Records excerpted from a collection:
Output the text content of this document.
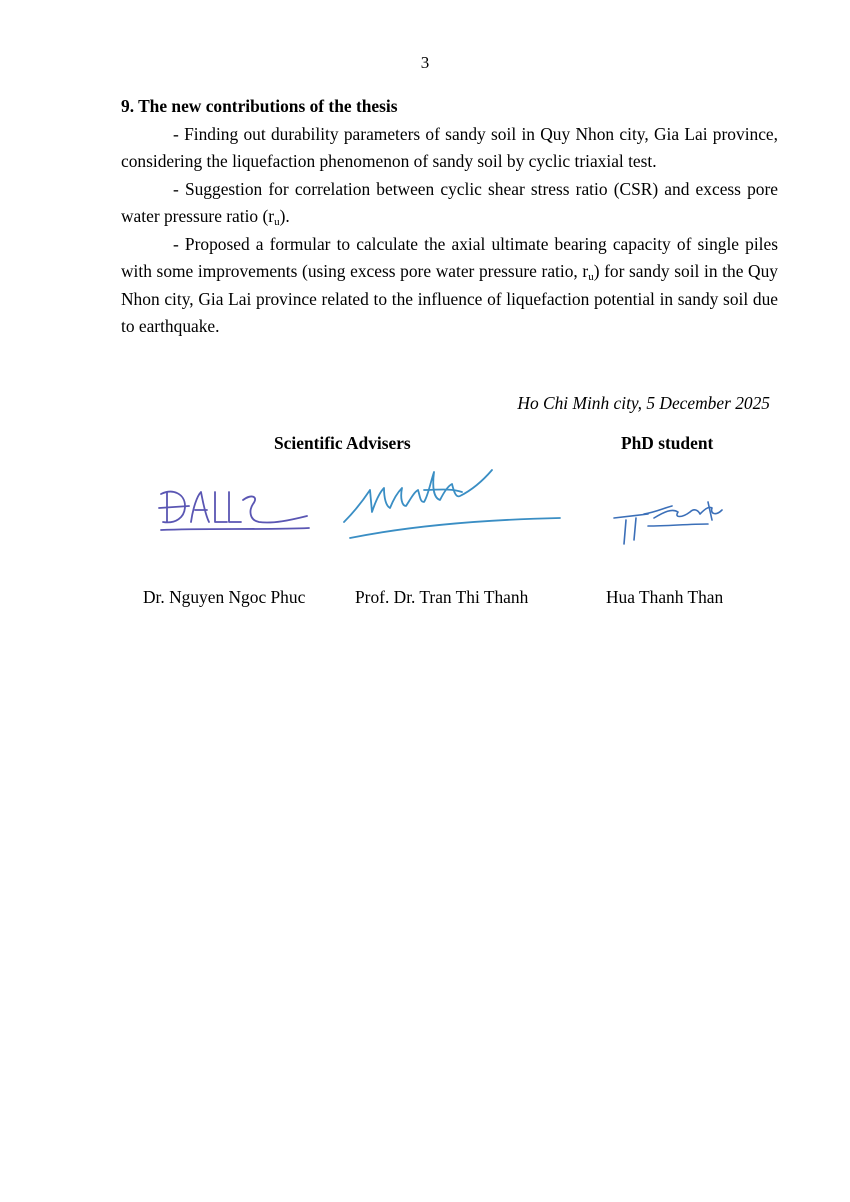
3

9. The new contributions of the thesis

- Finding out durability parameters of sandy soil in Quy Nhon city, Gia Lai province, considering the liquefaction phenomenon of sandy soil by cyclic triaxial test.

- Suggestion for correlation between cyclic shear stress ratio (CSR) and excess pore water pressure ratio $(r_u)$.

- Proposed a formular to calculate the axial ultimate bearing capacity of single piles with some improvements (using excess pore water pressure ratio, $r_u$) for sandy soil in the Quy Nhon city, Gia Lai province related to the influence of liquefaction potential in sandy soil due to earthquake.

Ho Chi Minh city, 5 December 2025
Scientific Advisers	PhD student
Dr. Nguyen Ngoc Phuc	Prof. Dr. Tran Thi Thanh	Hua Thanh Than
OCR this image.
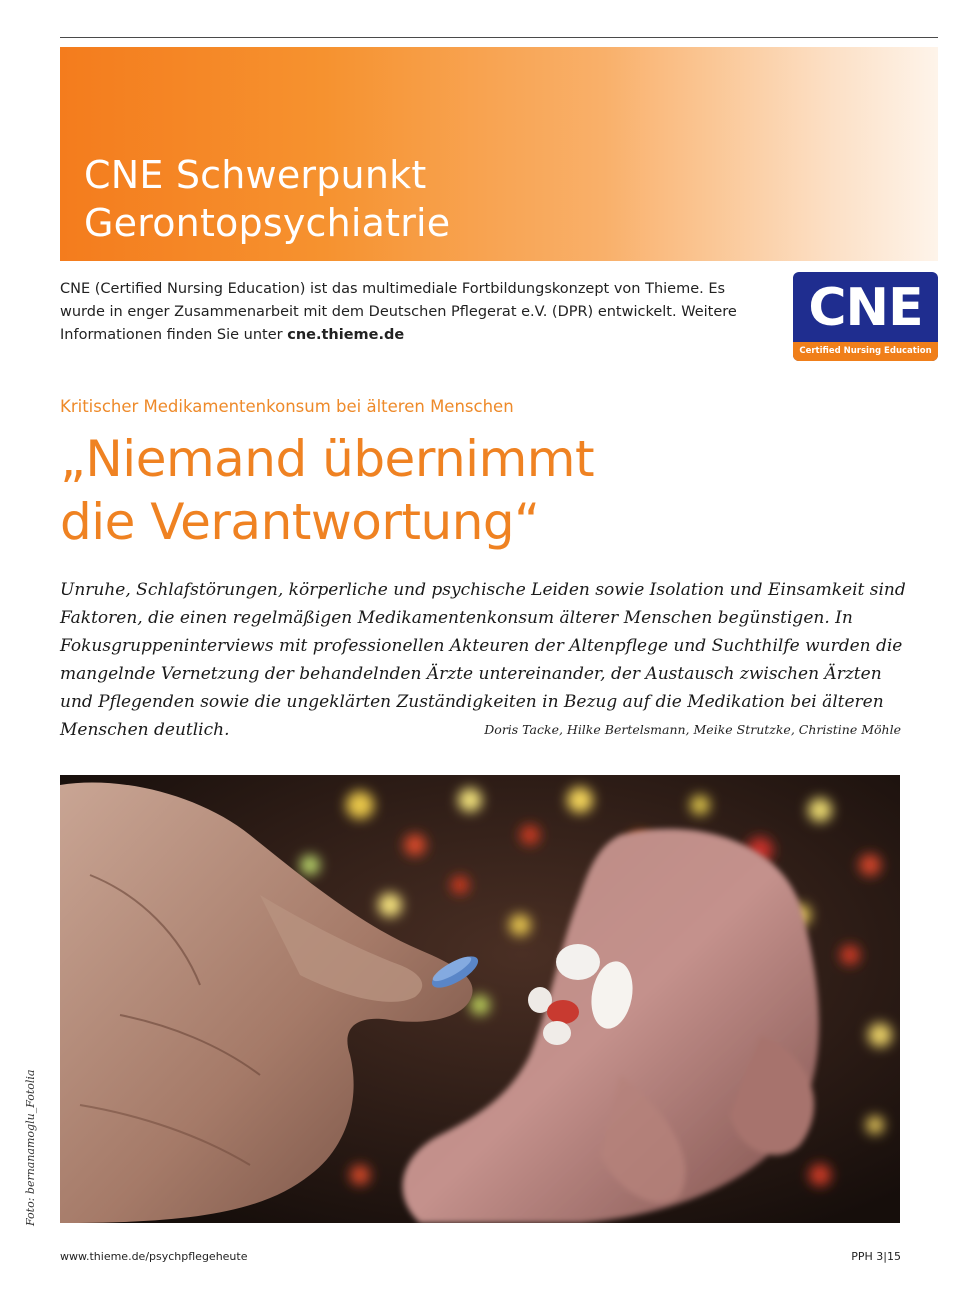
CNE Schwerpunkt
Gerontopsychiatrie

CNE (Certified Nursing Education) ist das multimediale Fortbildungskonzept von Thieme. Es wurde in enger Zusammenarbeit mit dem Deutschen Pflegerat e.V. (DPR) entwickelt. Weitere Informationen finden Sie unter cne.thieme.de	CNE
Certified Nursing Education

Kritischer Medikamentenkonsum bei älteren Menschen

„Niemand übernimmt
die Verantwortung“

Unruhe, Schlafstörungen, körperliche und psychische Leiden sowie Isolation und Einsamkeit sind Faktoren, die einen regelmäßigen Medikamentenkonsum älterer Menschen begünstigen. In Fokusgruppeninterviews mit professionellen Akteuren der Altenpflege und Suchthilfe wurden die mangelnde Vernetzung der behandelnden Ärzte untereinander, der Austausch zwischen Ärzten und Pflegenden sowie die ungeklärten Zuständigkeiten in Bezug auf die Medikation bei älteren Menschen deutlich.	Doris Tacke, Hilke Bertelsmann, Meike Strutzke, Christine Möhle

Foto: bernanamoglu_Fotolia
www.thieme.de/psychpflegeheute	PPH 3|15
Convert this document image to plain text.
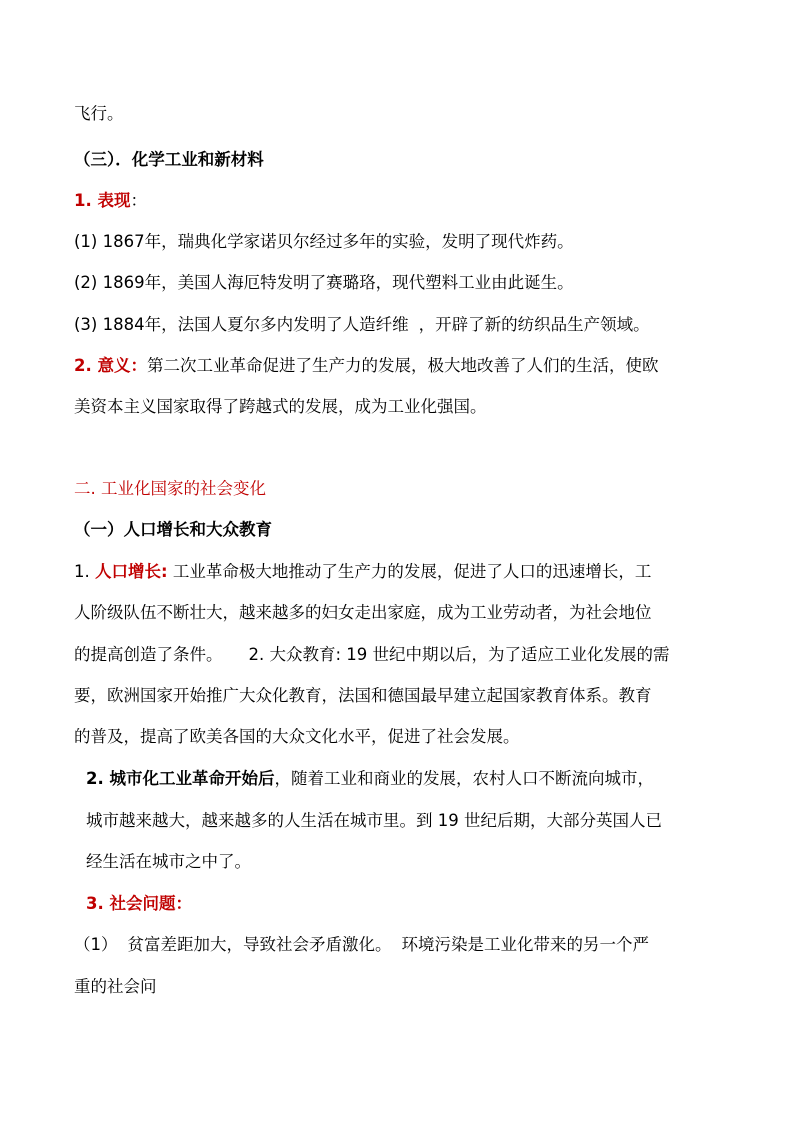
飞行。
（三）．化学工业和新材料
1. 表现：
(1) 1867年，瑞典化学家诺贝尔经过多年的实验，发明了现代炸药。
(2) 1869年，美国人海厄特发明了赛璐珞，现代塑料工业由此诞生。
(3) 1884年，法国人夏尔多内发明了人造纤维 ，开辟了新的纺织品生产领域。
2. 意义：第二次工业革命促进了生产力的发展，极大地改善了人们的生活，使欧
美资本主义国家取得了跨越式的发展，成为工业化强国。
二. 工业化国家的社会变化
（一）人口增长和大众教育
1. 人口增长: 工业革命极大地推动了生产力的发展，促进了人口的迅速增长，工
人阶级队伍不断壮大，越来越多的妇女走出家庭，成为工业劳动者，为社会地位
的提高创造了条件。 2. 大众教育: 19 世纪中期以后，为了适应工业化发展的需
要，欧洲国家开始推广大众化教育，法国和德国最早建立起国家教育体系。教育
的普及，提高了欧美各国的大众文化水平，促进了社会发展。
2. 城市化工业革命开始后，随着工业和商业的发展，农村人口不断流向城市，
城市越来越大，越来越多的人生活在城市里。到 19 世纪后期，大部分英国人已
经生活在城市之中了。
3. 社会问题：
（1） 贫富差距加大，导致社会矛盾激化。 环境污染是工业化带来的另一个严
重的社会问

TASK PROMPT:
Collect, from the material above, every line containing the word "city".

SOLUTION TO THE PROBLEM:
- Finding out durability parameters of sandy soil in Quy Nhon city, Gia Lai province, considering the liquefaction phenomenon of sandy soil by cyclic triaxial test.
- Proposed a formular to calculate the axial ultimate bearing capacity of single piles with some improvements (using excess pore water pressure ratio, $r_u$) for sandy soil in the Quy Nhon city, Gia Lai province related to the influence of liquefaction potential in sandy soil due to earthquake.
Ho Chi Minh city, 5 December 2025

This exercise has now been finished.